EXTRACTED ENTRIES
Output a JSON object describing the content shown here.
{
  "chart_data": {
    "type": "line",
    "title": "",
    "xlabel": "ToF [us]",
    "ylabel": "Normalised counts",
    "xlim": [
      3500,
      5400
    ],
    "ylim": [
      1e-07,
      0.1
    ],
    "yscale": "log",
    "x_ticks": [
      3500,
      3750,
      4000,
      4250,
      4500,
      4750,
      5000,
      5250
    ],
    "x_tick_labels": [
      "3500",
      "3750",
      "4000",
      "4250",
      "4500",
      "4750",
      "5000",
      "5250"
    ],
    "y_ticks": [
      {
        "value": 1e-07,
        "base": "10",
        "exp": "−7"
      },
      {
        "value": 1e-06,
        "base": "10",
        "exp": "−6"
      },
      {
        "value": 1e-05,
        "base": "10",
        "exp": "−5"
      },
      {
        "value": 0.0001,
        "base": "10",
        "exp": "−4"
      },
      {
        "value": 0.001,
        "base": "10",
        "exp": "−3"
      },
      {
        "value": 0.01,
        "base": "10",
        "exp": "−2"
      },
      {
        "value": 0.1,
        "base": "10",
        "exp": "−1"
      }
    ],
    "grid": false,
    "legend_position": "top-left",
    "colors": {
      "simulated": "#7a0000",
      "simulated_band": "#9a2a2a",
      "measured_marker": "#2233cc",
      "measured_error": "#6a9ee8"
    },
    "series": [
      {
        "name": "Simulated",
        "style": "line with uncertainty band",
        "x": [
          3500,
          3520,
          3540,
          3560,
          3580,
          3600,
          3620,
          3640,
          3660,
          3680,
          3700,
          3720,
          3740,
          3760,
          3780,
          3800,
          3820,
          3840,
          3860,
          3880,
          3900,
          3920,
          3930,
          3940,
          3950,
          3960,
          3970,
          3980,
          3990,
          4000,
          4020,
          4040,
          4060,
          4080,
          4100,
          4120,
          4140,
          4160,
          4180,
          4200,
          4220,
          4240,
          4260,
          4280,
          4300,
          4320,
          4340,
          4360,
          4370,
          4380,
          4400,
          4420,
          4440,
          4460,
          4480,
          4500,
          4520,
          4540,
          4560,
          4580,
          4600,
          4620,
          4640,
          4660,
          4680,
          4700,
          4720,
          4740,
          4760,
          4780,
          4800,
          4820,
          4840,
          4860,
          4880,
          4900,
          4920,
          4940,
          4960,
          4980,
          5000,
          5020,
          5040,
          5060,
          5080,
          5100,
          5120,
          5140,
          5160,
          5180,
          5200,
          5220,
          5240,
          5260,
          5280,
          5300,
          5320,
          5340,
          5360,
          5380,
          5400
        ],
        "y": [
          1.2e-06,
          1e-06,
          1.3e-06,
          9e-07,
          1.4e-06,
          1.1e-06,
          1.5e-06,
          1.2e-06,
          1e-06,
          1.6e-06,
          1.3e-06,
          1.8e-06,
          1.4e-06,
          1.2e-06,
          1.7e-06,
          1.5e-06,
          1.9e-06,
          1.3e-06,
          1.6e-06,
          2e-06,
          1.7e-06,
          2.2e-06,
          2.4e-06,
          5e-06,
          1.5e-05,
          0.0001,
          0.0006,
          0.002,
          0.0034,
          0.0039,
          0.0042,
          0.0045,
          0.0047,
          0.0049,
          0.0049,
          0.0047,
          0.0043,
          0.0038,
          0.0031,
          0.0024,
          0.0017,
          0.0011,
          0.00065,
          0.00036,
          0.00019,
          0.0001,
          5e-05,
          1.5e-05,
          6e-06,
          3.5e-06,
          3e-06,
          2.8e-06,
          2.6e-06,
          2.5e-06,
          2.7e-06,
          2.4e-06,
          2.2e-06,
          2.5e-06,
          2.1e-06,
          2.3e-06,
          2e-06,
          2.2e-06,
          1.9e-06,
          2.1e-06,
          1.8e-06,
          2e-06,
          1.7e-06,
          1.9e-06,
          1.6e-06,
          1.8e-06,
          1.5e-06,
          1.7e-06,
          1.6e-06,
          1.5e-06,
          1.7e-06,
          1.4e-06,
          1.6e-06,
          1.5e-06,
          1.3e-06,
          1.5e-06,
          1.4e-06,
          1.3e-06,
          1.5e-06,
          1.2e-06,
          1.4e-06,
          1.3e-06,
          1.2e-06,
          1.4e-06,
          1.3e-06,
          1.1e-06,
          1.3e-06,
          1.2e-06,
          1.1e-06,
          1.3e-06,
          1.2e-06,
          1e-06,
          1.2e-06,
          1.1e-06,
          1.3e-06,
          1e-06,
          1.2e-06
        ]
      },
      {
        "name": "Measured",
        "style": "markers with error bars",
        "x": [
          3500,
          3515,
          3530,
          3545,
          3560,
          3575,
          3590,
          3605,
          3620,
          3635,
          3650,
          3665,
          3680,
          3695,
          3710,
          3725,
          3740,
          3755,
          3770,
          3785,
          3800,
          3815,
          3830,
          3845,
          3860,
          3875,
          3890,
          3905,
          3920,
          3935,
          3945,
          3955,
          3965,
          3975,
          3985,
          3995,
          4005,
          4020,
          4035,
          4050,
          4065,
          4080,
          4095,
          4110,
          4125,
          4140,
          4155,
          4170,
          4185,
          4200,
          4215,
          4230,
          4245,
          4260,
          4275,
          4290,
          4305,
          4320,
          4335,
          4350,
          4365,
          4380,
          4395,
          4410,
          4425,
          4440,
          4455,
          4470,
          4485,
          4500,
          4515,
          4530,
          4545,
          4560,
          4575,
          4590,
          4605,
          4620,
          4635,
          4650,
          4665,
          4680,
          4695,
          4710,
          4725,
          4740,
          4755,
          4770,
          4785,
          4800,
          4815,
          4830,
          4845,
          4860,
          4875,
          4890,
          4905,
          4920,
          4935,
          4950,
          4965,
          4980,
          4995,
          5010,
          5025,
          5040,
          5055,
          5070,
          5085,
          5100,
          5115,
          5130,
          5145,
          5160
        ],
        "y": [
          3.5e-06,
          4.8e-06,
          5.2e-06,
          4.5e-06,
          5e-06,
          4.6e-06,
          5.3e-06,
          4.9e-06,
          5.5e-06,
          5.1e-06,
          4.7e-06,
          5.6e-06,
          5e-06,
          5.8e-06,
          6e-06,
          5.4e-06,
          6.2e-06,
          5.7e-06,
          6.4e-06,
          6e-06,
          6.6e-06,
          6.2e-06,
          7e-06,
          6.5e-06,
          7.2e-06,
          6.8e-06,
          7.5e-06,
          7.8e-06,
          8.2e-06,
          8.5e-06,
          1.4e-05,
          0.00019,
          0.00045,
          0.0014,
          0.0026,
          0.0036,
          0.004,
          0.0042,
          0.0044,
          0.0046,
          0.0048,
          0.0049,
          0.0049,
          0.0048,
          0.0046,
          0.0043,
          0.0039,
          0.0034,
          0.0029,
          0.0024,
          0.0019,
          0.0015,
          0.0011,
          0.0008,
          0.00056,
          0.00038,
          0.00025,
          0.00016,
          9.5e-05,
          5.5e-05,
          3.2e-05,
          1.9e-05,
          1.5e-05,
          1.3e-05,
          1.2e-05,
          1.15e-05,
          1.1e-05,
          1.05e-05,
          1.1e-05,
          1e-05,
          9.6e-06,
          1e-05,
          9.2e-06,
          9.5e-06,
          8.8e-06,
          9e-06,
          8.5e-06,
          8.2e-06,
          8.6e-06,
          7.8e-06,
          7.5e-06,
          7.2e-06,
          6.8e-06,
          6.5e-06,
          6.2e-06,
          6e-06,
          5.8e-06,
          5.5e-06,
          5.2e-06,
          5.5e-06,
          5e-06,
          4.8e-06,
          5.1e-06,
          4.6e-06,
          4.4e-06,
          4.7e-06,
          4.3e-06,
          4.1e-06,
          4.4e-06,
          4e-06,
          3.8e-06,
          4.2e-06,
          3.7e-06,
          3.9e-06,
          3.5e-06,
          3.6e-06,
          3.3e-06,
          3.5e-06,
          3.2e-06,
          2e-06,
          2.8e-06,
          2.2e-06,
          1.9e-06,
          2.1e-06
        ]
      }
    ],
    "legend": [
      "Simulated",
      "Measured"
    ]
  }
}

WHAT TO PRODUCE
Report the number of lines above containing the word "value", with no other text.

CORRECT OUTPUT
7